**PROBLEM TO WORK ON**
The entries below should be given again exactly, minus their pictures.

**GIVEN DATA**
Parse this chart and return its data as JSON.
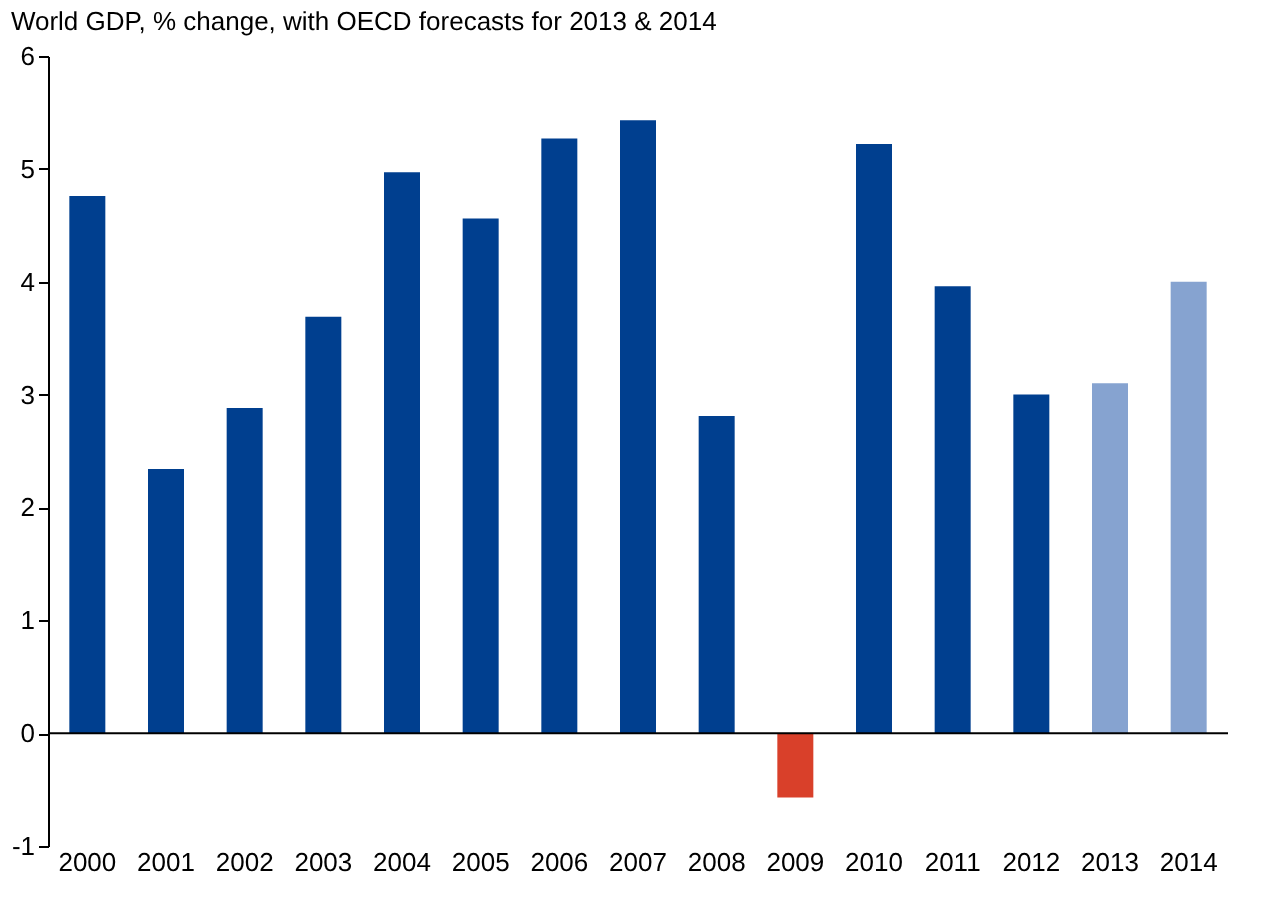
{
  "chart_data": {
    "type": "bar",
    "title": "World GDP, % change, with OECD forecasts for 2013 & 2014",
    "categories": [
      "2000",
      "2001",
      "2002",
      "2003",
      "2004",
      "2005",
      "2006",
      "2007",
      "2008",
      "2009",
      "2010",
      "2011",
      "2012",
      "2013",
      "2014"
    ],
    "values": [
      4.76,
      2.34,
      2.88,
      3.69,
      4.97,
      4.56,
      5.27,
      5.43,
      2.81,
      -0.57,
      5.22,
      3.96,
      3.0,
      3.1,
      4.0
    ],
    "colors": [
      "#003f8f",
      "#003f8f",
      "#003f8f",
      "#003f8f",
      "#003f8f",
      "#003f8f",
      "#003f8f",
      "#003f8f",
      "#003f8f",
      "#d9402a",
      "#003f8f",
      "#003f8f",
      "#003f8f",
      "#86a3d0",
      "#86a3d0"
    ],
    "ylim": [
      -1,
      6
    ],
    "yticks": [
      -1,
      0,
      1,
      2,
      3,
      4,
      5,
      6
    ],
    "grid": false,
    "ref_lines": [
      {
        "axis": "y",
        "value": 0,
        "color": "#000000"
      }
    ]
  }
}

**PROBLEM SOLUTION**
Parse this chart and return its data as JSON.
{
  "chart_data": {
    "type": "bar",
    "title": "World GDP, % change, with OECD forecasts for 2013 & 2014",
    "categories": [
      "2000",
      "2001",
      "2002",
      "2003",
      "2004",
      "2005",
      "2006",
      "2007",
      "2008",
      "2009",
      "2010",
      "2011",
      "2012",
      "2013",
      "2014"
    ],
    "values": [
      4.76,
      2.34,
      2.88,
      3.69,
      4.97,
      4.56,
      5.27,
      5.43,
      2.81,
      -0.57,
      5.22,
      3.96,
      3.0,
      3.1,
      4.0
    ],
    "colors": [
      "#003f8f",
      "#003f8f",
      "#003f8f",
      "#003f8f",
      "#003f8f",
      "#003f8f",
      "#003f8f",
      "#003f8f",
      "#003f8f",
      "#d9402a",
      "#003f8f",
      "#003f8f",
      "#003f8f",
      "#86a3d0",
      "#86a3d0"
    ],
    "ylim": [
      -1,
      6
    ],
    "yticks": [
      -1,
      0,
      1,
      2,
      3,
      4,
      5,
      6
    ],
    "grid": false,
    "ref_lines": [
      {
        "axis": "y",
        "value": 0,
        "color": "#000000"
      }
    ]
  }
}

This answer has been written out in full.